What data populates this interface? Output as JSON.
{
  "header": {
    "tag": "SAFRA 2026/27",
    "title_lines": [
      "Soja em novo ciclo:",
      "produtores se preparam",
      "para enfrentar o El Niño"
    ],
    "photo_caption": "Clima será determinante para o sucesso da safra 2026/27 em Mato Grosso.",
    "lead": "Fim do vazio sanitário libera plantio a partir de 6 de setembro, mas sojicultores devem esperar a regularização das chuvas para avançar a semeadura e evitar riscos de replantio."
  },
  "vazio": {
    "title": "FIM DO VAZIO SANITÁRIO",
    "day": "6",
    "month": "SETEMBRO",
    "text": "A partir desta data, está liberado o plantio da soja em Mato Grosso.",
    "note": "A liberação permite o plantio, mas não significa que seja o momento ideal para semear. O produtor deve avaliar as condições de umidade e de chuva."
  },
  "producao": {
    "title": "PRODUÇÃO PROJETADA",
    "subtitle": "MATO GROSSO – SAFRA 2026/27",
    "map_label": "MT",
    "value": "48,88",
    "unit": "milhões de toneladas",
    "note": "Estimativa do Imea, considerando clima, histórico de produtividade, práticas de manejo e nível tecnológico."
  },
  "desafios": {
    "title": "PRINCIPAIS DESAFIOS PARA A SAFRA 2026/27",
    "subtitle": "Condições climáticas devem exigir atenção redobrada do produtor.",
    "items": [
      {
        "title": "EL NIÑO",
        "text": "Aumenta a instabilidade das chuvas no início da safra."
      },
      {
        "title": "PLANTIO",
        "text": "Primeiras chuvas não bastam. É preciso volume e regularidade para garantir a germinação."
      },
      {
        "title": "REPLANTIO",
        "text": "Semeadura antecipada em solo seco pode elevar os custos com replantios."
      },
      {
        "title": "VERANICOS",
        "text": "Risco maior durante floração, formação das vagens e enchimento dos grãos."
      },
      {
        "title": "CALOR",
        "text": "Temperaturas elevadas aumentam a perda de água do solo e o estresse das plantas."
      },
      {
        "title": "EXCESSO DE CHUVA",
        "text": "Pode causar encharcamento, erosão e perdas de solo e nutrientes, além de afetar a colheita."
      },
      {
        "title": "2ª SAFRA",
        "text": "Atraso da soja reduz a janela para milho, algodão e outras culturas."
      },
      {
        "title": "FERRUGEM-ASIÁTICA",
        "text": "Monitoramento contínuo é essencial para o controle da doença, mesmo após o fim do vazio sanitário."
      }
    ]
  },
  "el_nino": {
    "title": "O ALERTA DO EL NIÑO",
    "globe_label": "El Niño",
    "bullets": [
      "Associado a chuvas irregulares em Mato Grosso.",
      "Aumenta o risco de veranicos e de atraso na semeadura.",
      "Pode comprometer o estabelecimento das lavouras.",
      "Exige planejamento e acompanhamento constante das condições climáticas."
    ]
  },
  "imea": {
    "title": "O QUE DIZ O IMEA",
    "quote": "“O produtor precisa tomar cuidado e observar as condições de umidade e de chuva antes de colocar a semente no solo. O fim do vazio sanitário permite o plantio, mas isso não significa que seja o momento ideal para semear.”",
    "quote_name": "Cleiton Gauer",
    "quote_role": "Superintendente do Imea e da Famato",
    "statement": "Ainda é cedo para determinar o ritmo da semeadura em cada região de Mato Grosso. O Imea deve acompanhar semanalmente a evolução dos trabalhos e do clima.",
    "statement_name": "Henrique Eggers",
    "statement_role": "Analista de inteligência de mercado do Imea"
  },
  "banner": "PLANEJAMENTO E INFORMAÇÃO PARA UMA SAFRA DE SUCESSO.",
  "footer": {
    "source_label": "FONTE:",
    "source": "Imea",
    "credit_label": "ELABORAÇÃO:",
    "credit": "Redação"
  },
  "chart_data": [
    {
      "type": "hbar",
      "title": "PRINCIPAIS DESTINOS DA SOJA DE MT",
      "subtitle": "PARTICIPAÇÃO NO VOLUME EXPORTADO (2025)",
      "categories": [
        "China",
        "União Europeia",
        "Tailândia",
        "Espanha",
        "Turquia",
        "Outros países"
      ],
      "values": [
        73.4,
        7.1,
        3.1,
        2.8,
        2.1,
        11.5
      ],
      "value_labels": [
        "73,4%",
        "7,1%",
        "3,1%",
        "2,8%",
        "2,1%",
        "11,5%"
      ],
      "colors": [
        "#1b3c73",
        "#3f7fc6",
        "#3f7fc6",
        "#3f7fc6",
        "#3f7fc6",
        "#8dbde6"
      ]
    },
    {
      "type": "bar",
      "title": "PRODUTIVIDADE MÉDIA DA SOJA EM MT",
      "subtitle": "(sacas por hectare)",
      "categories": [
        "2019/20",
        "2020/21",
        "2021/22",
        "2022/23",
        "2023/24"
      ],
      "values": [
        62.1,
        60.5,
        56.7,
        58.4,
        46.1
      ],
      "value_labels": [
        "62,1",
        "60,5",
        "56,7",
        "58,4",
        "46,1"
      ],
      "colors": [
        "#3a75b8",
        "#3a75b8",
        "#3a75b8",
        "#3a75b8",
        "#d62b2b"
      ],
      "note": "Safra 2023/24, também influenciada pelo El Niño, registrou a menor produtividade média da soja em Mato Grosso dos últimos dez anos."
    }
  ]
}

### Given problem:
Using the listing above, pull out all lines that hold the word "seja".

### Solution for this task:
    "note": "A liberação permite o plantio, mas não significa que seja o momento ideal para semear. O produtor deve avaliar as condições de umidade e de chuva."
    "quote": "“O produtor precisa tomar cuidado e observar as condições de umidade e de chuva antes de colocar a semente no solo. O fim do vazio sanitário permite o plantio, mas isso não significa que seja o momento ideal para semear.”",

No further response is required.